TASKS FOR THIS EXERCISE:
[1] From the DNS upgrade thread, extract the passage from "## SirDice (Nov 22, 2016)" to "important files beforehand." word for word.
[2] In the DNS upgrade thread, what does darthnul say the server is running on?

DOCUMENT SECTION:
-=-=-=-=-
# 9.3 to 10.3 upgrade of DNS master server



## darthnul (Nov 21, 2016)

I'll be upgrading my DNS master server from FreeBSD 9.3 to 10.3.  Since 10.3 no longer includes BIND, should I move to the BIND 9.9 pkg before or after the OS upgrade?  Will the OS upgrade delete my existing named config directories?


----------



## SirDice (Nov 21, 2016)

darthnul said:


> Since 10.3 no longer includes BIND, should I move to the BIND 9.9 pkg before or after the OS upgrade?


I'd do it afterwards as there's a risk there's some confusion where the configuration files should end up (they need to be moved from /etc/named/ to /usr/local/etc/named/) if you install BIND from ports on 9.3. On FreeBSD 9.3 BIND (from ports) will start using the system's /etc/rc.d/named script, on FreeBSD 10.x it'll be from /usr/local/etc/rc.d/named. The scripts are slightly different and would cause a lot of confusion. 



> Will the OS upgrade delete my existing named config directories?


Yes, very likely. At the very least make sure you have a good backup of /etc/named just in case.


----------



## scottro (Nov 21, 2016)

Here's what we did.  I installed 10.x on something.  Then installed bind.  Then copied over /etc/named on one to [/file]/usr/local/etc/named[/file] on the new one. 

If I remember correctly, that is pretty much all that we had to do.  Note that this wasn't an upgrade in place, this was doing a fresh install and just copying over the config files.


----------



## kpa (Nov 21, 2016)

SirDice said:


> I'd do it afterwards as there's a risk there's some confusion where the configuration files should end up (they need to be moved from /etc/named/ to /usr/local/etc/named/) if you install BIND from ports on 9.3. On FreeBSD 9.3 BIND (from ports) will start using the system's /etc/rc.d/named script, on FreeBSD 10.x it'll be from /usr/local/etc/rc.d/named. The scripts are slightly different and would cause a lot of confusion.
> 
> 
> Yes, very likely. At the very least make sure you have a good backup of /etc/named just in case.



It really shouldn't do that, the only files that will be deleted are unmodified configuration files. All your own custom files should be left alone.


----------



## SirDice (Nov 22, 2016)

It should, yes. But for me it did remove some bits and pieces. Can't exactly remember what it was though. I moved a FreeBSD 9.3 machine using the base OS BIND to a port BIND some time ago and recently updated the whole machine to 10.3. Somewhere along the line the files got deleted. In any case, it never hurts to backup your important files beforehand.


----------



## darthnul (Nov 22, 2016)

My plan is to install BIND post upgrade.  Pre-upgrade I'll shut down named and tar the whole /etc/namedb structure and move it to /usr/local/etc/.  I've got dynamically updated domains so there's more than just config files.  I'll change a few paths in the new named.conf and hope for the best.  It's running on VMWare so worst case is I give up, restore a snapshot and try again next week.  Thanks for the help!


----------
-=-=-=-=-
DATA PROVIDED:
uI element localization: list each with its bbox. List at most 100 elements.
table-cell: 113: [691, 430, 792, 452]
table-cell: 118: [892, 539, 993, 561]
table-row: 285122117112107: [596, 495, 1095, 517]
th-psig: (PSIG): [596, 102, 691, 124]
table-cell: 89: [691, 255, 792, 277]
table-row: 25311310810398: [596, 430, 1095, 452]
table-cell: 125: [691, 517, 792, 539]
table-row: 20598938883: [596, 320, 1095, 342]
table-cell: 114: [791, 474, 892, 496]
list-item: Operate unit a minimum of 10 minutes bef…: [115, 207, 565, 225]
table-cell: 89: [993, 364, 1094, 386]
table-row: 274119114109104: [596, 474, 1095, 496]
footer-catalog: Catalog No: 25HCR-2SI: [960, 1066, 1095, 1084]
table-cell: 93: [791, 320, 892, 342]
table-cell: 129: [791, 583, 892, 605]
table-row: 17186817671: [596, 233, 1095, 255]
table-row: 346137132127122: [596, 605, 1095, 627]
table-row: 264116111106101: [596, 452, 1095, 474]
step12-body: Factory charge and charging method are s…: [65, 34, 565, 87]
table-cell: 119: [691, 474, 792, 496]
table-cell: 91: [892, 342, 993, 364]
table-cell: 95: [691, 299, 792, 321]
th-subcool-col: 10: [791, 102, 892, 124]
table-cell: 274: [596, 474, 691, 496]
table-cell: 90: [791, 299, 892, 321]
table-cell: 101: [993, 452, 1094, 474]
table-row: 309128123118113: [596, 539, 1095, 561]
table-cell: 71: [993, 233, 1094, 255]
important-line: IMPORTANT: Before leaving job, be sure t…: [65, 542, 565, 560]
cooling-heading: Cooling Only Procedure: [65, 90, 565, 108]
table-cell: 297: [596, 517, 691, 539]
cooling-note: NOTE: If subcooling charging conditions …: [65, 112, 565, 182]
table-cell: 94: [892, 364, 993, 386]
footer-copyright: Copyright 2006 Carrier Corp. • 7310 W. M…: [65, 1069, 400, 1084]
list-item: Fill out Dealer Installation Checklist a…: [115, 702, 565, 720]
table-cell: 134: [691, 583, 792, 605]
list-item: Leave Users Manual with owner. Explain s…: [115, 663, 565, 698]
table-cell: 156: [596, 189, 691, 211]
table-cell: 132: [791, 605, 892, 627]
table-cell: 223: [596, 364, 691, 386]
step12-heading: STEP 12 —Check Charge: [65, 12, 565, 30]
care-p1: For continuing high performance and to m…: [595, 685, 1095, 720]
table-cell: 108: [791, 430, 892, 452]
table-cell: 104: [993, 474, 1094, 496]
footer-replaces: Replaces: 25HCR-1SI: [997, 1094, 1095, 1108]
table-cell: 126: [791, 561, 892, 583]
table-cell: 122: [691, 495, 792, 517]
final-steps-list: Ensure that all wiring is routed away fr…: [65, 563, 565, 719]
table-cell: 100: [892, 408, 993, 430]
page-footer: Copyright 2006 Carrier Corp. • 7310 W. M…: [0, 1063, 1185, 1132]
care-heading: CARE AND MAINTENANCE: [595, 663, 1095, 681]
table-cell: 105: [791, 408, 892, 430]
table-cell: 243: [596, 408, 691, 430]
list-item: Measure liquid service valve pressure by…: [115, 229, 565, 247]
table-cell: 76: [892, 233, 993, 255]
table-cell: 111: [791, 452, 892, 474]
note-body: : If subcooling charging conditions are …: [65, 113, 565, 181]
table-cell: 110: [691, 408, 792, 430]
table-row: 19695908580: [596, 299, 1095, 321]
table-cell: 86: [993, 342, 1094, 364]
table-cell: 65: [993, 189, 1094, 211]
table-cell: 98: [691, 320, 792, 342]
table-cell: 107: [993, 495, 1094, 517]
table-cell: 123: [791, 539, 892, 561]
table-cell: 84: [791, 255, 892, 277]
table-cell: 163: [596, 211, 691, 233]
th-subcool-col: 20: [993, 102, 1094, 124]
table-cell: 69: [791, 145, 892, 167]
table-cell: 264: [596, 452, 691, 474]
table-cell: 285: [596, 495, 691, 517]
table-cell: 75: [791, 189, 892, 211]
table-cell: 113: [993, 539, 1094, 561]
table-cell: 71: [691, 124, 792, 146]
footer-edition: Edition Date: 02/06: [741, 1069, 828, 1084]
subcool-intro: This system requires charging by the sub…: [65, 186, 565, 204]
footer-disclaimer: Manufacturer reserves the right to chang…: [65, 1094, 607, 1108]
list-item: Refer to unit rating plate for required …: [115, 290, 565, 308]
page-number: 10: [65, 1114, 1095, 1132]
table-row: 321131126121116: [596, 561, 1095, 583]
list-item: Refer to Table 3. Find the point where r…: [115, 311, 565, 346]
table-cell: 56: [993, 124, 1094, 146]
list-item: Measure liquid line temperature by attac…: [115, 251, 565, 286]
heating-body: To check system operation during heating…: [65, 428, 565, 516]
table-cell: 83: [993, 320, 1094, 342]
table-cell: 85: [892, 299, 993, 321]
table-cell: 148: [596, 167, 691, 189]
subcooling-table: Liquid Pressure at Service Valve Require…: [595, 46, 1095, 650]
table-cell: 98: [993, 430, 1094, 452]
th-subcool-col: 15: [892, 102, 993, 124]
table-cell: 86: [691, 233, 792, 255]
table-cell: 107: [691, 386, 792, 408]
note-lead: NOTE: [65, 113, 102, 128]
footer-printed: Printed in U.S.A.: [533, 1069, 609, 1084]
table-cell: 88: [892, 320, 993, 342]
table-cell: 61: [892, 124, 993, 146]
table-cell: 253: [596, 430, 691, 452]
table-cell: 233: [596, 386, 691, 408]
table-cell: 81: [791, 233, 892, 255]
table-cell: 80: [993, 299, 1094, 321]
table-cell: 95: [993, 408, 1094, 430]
-=-=-=-=-
FINAL RESULTS:
[1]
## SirDice (Nov 22, 2016)

It should, yes. But for me it did remove some bits and pieces. Can't exactly remember what it was though. I moved a FreeBSD 9.3 machine using the base OS BIND to a port BIND some time ago and recently updated the whole machine to 10.3. Somewhere along the line the files got deleted. In any case, it never hurts to backup your important files beforehand.

[2] It is running on VMWare.